What needs to be done ::
Restate the whole listing exactly.

A block of data ::
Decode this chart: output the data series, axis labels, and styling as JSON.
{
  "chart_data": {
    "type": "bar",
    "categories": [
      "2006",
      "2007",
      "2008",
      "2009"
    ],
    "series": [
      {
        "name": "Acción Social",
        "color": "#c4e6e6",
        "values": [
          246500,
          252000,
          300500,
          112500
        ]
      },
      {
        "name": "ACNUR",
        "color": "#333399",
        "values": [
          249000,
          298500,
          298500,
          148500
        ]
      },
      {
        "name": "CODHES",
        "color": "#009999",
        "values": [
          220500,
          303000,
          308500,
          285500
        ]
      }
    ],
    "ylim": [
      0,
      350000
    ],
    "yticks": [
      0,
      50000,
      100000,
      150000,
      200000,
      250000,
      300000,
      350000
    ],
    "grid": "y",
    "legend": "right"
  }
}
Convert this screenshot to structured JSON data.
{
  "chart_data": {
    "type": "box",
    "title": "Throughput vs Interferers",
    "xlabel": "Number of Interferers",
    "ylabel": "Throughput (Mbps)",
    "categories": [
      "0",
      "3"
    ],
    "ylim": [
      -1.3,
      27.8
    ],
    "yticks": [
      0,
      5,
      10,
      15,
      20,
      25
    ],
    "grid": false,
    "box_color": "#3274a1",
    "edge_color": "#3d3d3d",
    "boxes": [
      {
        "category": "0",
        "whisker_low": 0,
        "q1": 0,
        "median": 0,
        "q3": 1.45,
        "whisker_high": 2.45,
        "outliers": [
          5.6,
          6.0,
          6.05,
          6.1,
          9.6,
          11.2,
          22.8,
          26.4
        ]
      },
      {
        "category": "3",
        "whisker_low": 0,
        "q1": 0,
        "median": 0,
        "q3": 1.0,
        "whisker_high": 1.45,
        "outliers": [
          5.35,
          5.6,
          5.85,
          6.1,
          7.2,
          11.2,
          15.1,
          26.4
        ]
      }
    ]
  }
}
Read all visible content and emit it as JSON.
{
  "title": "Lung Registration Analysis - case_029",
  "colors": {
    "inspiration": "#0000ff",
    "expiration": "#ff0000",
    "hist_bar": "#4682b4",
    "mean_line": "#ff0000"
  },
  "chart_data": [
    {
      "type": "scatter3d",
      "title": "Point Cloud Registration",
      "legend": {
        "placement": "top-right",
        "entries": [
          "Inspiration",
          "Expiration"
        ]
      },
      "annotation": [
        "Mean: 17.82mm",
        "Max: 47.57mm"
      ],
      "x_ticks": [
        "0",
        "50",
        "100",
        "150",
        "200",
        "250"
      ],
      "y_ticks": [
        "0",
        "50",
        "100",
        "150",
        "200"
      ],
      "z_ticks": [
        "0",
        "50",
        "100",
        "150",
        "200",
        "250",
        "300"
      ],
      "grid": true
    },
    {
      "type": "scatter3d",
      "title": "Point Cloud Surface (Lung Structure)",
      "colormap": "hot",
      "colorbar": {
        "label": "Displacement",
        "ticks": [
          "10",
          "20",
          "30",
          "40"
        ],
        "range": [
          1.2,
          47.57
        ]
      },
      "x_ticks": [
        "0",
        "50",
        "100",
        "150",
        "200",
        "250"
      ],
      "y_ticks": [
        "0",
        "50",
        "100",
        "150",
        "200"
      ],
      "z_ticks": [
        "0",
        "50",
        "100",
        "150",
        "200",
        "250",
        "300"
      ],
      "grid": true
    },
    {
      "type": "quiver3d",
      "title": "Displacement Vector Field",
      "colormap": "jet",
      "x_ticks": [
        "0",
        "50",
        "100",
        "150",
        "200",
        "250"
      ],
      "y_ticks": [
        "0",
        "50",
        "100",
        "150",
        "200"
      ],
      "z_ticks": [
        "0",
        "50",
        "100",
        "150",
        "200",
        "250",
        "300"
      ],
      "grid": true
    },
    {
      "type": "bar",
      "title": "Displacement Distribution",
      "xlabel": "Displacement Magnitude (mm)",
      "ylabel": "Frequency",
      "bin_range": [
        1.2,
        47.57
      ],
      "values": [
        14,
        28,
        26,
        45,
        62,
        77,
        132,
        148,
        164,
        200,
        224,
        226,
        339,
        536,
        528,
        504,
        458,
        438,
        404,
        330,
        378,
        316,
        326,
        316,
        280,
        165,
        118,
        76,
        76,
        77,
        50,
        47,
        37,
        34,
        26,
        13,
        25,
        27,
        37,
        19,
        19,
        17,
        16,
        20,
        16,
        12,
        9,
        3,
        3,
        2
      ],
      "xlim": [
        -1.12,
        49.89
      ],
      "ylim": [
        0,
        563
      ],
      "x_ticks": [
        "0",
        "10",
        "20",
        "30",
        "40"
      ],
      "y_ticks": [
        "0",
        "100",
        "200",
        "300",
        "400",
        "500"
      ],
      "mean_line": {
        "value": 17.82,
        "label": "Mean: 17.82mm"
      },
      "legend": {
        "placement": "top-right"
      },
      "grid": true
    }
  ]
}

Result of this exercise ::
Decode this chart: output the data series, axis labels, and styling as JSON.
{
  "chart_data": {
    "type": "bar",
    "categories": [
      "2006",
      "2007",
      "2008",
      "2009"
    ],
    "series": [
      {
        "name": "Acción Social",
        "color": "#c4e6e6",
        "values": [
          246500,
          252000,
          300500,
          112500
        ]
      },
      {
        "name": "ACNUR",
        "color": "#333399",
        "values": [
          249000,
          298500,
          298500,
          148500
        ]
      },
      {
        "name": "CODHES",
        "color": "#009999",
        "values": [
          220500,
          303000,
          308500,
          285500
        ]
      }
    ],
    "ylim": [
      0,
      350000
    ],
    "yticks": [
      0,
      50000,
      100000,
      150000,
      200000,
      250000,
      300000,
      350000
    ],
    "grid": "y",
    "legend": "right"
  }
}
Convert this screenshot to structured JSON data.
{
  "chart_data": {
    "type": "box",
    "title": "Throughput vs Interferers",
    "xlabel": "Number of Interferers",
    "ylabel": "Throughput (Mbps)",
    "categories": [
      "0",
      "3"
    ],
    "ylim": [
      -1.3,
      27.8
    ],
    "yticks": [
      0,
      5,
      10,
      15,
      20,
      25
    ],
    "grid": false,
    "box_color": "#3274a1",
    "edge_color": "#3d3d3d",
    "boxes": [
      {
        "category": "0",
        "whisker_low": 0,
        "q1": 0,
        "median": 0,
        "q3": 1.45,
        "whisker_high": 2.45,
        "outliers": [
          5.6,
          6.0,
          6.05,
          6.1,
          9.6,
          11.2,
          22.8,
          26.4
        ]
      },
      {
        "category": "3",
        "whisker_low": 0,
        "q1": 0,
        "median": 0,
        "q3": 1.0,
        "whisker_high": 1.45,
        "outliers": [
          5.35,
          5.6,
          5.85,
          6.1,
          7.2,
          11.2,
          15.1,
          26.4
        ]
      }
    ]
  }
}
Read all visible content and emit it as JSON.
{
  "title": "Lung Registration Analysis - case_029",
  "colors": {
    "inspiration": "#0000ff",
    "expiration": "#ff0000",
    "hist_bar": "#4682b4",
    "mean_line": "#ff0000"
  },
  "chart_data": [
    {
      "type": "scatter3d",
      "title": "Point Cloud Registration",
      "legend": {
        "placement": "top-right",
        "entries": [
          "Inspiration",
          "Expiration"
        ]
      },
      "annotation": [
        "Mean: 17.82mm",
        "Max: 47.57mm"
      ],
      "x_ticks": [
        "0",
        "50",
        "100",
        "150",
        "200",
        "250"
      ],
      "y_ticks": [
        "0",
        "50",
        "100",
        "150",
        "200"
      ],
      "z_ticks": [
        "0",
        "50",
        "100",
        "150",
        "200",
        "250",
        "300"
      ],
      "grid": true
    },
    {
      "type": "scatter3d",
      "title": "Point Cloud Surface (Lung Structure)",
      "colormap": "hot",
      "colorbar": {
        "label": "Displacement",
        "ticks": [
          "10",
          "20",
          "30",
          "40"
        ],
        "range": [
          1.2,
          47.57
        ]
      },
      "x_ticks": [
        "0",
        "50",
        "100",
        "150",
        "200",
        "250"
      ],
      "y_ticks": [
        "0",
        "50",
        "100",
        "150",
        "200"
      ],
      "z_ticks": [
        "0",
        "50",
        "100",
        "150",
        "200",
        "250",
        "300"
      ],
      "grid": true
    },
    {
      "type": "quiver3d",
      "title": "Displacement Vector Field",
      "colormap": "jet",
      "x_ticks": [
        "0",
        "50",
        "100",
        "150",
        "200",
        "250"
      ],
      "y_ticks": [
        "0",
        "50",
        "100",
        "150",
        "200"
      ],
      "z_ticks": [
        "0",
        "50",
        "100",
        "150",
        "200",
        "250",
        "300"
      ],
      "grid": true
    },
    {
      "type": "bar",
      "title": "Displacement Distribution",
      "xlabel": "Displacement Magnitude (mm)",
      "ylabel": "Frequency",
      "bin_range": [
        1.2,
        47.57
      ],
      "values": [
        14,
        28,
        26,
        45,
        62,
        77,
        132,
        148,
        164,
        200,
        224,
        226,
        339,
        536,
        528,
        504,
        458,
        438,
        404,
        330,
        378,
        316,
        326,
        316,
        280,
        165,
        118,
        76,
        76,
        77,
        50,
        47,
        37,
        34,
        26,
        13,
        25,
        27,
        37,
        19,
        19,
        17,
        16,
        20,
        16,
        12,
        9,
        3,
        3,
        2
      ],
      "xlim": [
        -1.12,
        49.89
      ],
      "ylim": [
        0,
        563
      ],
      "x_ticks": [
        "0",
        "10",
        "20",
        "30",
        "40"
      ],
      "y_ticks": [
        "0",
        "100",
        "200",
        "300",
        "400",
        "500"
      ],
      "mean_line": {
        "value": 17.82,
        "label": "Mean: 17.82mm"
      },
      "legend": {
        "placement": "top-right"
      },
      "grid": true
    }
  ]
}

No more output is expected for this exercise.